THE REQUEST:
Locate all lines in the data below that hold "DRESS" and show them.

(Stored entries)

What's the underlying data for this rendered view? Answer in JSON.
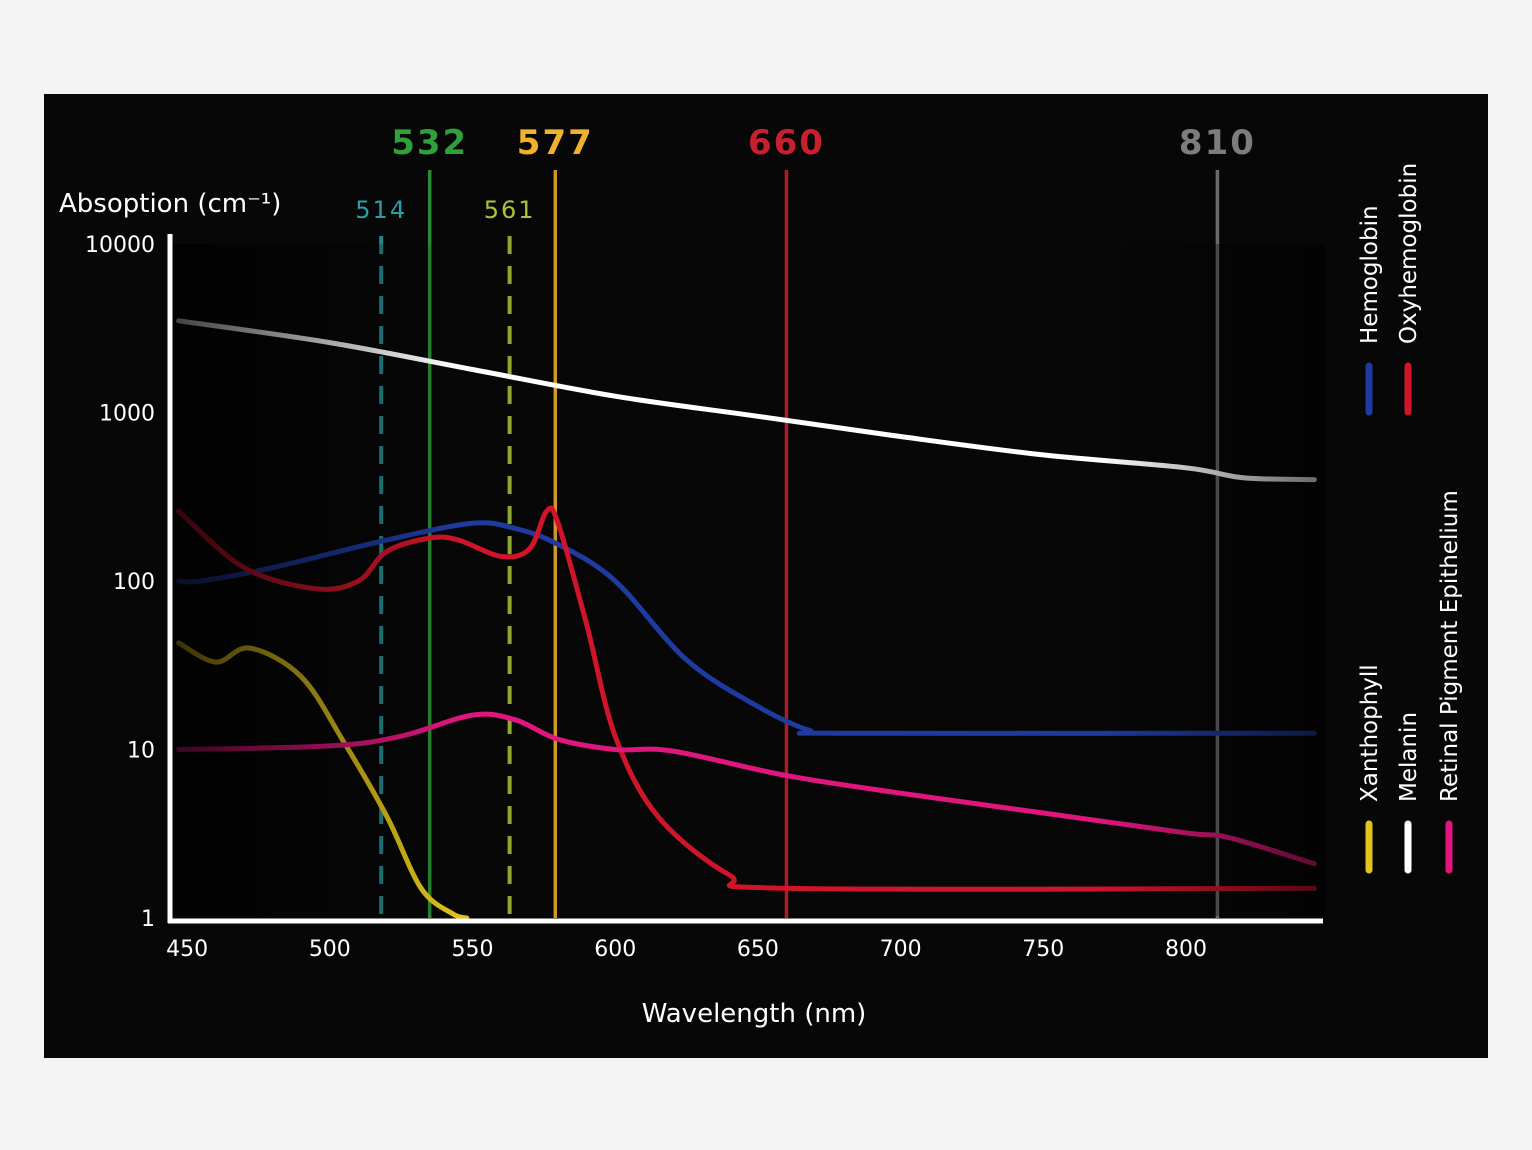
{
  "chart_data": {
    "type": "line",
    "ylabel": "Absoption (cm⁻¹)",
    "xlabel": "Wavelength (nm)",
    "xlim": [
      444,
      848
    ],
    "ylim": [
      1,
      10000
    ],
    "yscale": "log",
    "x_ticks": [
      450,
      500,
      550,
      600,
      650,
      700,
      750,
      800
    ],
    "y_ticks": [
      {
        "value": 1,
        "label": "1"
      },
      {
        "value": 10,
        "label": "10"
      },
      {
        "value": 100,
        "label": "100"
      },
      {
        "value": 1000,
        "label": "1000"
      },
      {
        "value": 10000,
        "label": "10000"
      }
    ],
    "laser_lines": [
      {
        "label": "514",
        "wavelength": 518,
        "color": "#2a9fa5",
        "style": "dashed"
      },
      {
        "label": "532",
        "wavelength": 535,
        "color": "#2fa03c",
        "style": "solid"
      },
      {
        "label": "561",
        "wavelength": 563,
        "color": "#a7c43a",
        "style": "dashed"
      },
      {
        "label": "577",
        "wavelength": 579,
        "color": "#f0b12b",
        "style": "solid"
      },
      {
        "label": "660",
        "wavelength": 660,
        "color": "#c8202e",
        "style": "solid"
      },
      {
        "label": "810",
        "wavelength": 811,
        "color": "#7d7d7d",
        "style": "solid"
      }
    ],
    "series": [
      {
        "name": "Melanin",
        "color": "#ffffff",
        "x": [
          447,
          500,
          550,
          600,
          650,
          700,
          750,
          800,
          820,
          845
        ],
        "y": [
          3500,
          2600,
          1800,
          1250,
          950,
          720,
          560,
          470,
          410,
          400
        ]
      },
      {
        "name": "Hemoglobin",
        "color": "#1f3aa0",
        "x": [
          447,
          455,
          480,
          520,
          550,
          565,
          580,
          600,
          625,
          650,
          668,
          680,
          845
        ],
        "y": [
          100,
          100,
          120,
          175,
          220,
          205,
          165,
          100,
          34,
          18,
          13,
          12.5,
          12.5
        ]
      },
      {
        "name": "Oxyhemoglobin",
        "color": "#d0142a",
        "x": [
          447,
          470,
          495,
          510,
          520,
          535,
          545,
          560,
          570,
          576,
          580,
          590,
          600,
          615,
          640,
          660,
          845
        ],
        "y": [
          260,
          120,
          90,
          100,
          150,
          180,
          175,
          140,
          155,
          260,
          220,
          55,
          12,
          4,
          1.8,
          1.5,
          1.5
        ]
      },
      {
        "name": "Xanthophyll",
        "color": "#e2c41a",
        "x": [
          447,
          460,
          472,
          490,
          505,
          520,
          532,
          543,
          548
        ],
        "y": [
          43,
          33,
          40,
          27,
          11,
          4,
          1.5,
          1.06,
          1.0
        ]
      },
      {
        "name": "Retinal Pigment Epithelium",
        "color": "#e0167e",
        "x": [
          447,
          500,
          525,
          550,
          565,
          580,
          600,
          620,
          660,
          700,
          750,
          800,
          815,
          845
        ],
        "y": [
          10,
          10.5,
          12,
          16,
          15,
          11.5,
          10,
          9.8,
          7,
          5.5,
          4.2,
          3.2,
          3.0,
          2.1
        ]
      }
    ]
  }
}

==

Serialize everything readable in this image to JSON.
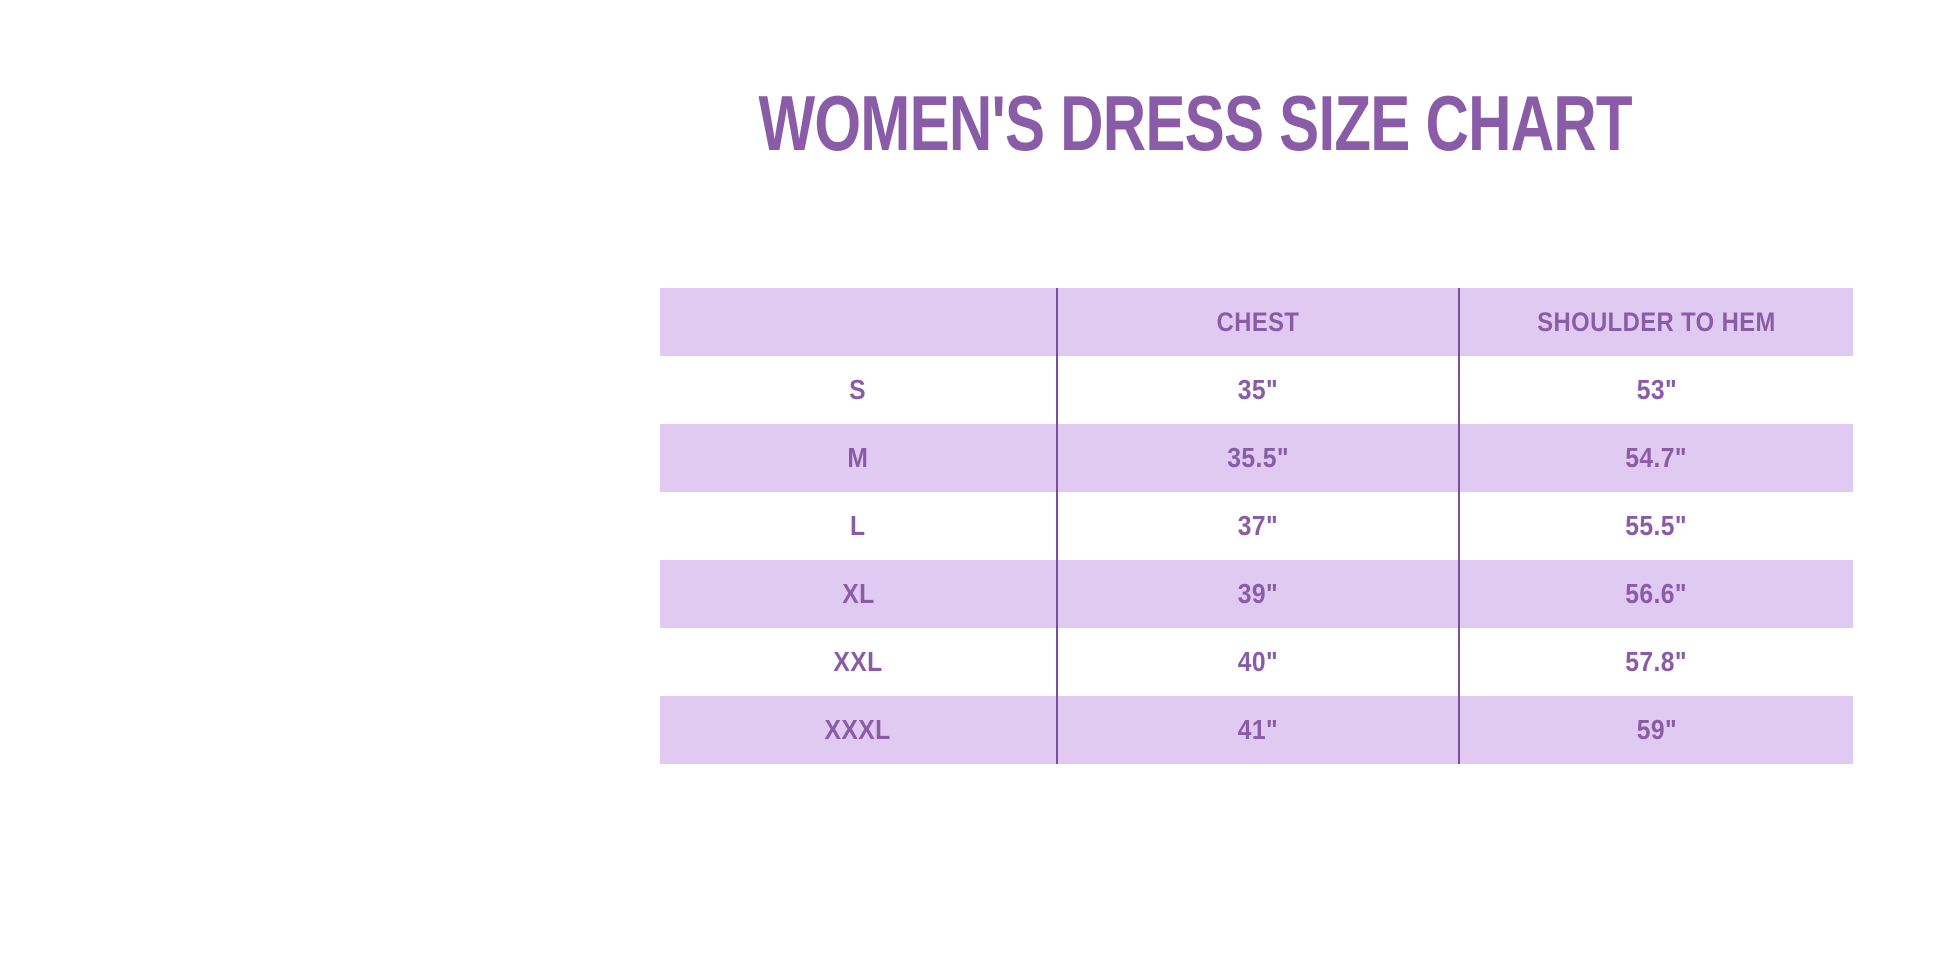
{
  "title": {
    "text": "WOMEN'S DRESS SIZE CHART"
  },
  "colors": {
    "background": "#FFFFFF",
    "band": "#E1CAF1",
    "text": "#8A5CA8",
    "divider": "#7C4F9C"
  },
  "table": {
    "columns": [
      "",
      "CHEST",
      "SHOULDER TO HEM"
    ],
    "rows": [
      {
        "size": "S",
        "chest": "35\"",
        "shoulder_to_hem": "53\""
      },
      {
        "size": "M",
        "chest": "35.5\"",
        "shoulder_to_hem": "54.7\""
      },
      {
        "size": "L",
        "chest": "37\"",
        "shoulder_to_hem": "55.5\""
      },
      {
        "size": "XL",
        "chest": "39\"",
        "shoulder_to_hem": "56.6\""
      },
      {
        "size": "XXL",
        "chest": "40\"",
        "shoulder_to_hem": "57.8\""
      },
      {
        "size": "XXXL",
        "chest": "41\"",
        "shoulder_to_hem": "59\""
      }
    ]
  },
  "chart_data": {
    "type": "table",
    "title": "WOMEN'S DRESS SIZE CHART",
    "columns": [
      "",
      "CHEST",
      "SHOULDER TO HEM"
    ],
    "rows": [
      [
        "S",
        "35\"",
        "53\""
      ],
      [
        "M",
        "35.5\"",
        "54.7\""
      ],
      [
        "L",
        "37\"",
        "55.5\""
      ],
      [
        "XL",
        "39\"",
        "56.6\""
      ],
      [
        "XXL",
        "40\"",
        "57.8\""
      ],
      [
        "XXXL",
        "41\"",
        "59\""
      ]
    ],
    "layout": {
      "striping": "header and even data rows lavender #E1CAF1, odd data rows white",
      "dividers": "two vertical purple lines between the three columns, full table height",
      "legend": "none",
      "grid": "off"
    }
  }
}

--

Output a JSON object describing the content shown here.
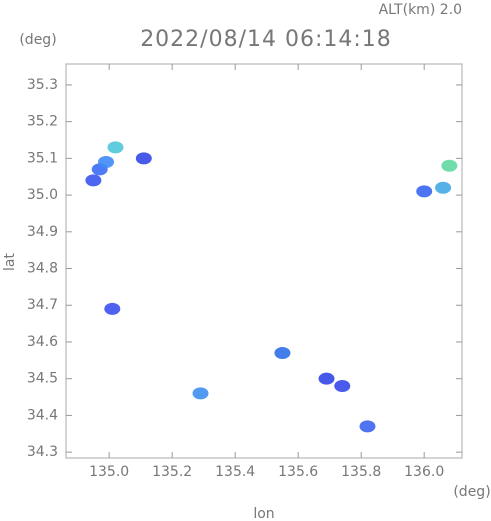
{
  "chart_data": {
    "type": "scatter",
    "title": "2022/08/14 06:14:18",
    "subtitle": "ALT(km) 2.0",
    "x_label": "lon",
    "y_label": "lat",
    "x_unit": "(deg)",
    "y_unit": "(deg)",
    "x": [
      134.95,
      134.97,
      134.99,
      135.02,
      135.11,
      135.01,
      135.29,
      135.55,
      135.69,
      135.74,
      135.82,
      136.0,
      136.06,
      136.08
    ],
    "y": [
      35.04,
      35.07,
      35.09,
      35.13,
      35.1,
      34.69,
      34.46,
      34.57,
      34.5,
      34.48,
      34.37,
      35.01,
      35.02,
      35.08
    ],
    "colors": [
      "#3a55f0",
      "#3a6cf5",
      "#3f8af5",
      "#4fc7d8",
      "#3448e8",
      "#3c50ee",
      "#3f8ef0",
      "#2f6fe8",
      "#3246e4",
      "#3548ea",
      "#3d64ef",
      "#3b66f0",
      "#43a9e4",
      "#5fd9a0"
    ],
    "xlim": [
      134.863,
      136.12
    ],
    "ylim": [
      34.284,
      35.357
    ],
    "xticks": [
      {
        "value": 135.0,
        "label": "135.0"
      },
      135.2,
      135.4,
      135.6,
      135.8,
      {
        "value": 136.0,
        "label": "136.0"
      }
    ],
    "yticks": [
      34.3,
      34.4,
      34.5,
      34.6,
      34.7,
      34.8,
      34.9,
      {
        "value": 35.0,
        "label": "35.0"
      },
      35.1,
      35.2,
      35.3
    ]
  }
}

RESULT:
    "text": "WOMEN'S DRESS SIZE CHART"
    "title": "WOMEN'S DRESS SIZE CHART",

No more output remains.